⟨
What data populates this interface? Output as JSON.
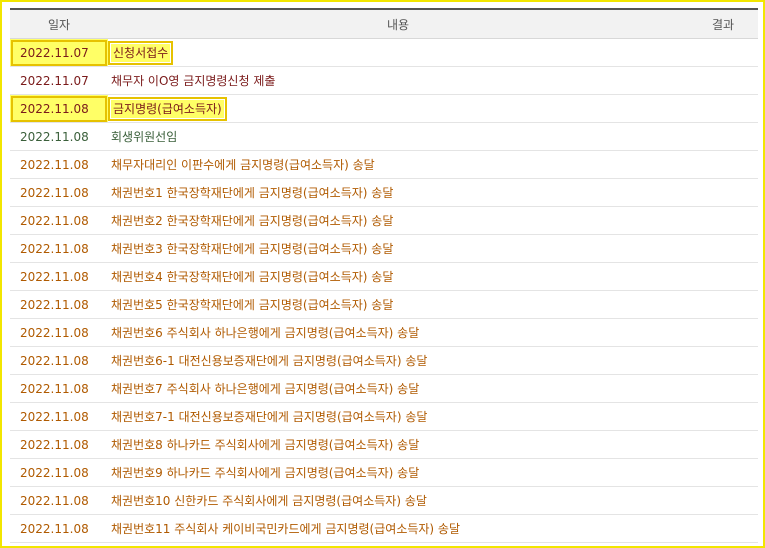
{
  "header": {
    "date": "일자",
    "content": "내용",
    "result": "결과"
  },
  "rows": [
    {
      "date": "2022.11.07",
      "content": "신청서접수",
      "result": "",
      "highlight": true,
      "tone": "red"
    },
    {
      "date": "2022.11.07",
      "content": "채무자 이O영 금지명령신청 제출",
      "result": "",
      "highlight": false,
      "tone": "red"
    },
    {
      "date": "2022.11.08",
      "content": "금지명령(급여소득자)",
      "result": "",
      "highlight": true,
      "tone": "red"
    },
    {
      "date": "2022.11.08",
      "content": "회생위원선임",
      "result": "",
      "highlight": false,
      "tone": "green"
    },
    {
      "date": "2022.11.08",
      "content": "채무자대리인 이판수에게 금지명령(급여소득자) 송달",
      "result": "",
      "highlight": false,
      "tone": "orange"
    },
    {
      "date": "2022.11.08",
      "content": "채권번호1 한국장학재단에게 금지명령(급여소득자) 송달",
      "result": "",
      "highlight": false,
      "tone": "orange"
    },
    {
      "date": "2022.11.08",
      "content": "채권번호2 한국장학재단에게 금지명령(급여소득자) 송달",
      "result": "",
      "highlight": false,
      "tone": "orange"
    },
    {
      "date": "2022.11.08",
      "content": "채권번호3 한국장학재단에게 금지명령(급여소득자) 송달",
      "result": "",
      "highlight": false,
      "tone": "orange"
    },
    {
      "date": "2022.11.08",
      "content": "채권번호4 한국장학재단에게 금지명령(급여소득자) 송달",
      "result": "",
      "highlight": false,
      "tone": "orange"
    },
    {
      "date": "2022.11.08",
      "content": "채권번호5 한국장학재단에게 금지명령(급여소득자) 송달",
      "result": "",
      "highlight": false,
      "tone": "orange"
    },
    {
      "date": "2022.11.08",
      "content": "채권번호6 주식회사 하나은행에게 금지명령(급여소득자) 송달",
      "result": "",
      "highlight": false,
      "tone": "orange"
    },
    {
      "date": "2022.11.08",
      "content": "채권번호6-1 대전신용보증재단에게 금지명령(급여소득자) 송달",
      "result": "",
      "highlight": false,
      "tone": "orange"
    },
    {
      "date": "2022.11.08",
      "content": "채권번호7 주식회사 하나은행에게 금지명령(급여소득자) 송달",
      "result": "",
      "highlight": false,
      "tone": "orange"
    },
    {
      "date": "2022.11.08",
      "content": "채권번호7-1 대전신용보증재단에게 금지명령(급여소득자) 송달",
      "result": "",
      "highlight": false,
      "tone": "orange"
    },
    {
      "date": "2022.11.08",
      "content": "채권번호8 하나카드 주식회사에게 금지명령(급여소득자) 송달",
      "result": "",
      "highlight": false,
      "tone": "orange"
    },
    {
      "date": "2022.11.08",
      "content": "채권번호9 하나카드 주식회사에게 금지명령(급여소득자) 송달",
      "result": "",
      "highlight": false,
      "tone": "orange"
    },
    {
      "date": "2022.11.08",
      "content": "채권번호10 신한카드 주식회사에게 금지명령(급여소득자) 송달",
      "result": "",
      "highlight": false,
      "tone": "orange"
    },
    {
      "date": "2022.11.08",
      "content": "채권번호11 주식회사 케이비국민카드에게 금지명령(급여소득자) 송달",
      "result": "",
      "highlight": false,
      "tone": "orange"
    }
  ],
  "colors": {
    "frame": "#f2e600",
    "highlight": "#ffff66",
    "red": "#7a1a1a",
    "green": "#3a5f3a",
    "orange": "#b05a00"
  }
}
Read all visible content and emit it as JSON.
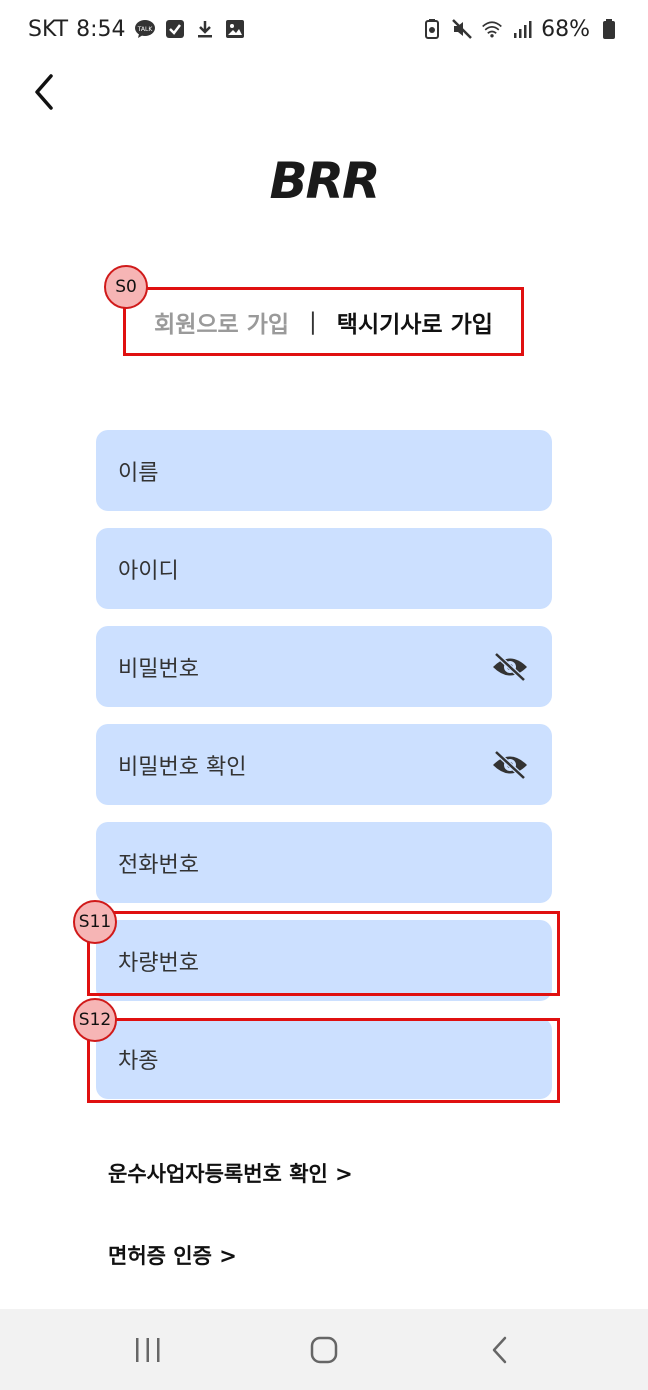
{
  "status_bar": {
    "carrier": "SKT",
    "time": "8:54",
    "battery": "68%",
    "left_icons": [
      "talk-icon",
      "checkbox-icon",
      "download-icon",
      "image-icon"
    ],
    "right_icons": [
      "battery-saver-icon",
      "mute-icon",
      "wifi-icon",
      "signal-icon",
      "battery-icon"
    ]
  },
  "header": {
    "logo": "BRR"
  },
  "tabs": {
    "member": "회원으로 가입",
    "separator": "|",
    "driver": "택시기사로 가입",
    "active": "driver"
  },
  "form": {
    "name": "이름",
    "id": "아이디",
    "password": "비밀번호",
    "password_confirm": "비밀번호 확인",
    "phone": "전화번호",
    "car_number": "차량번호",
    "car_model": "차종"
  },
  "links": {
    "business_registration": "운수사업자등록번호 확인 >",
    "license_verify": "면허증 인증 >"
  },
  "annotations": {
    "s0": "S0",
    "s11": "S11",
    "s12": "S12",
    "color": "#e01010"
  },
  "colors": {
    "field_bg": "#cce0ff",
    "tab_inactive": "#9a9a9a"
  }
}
⟩
# Requirement:
Using the material above, gather every line that includes "주식회사에게".

# Answer to this exercise:
      "content": "채권번호8 하나카드 주식회사에게 금지명령(급여소득자) 송달",
      "content": "채권번호9 하나카드 주식회사에게 금지명령(급여소득자) 송달",
      "content": "채권번호10 신한카드 주식회사에게 금지명령(급여소득자) 송달",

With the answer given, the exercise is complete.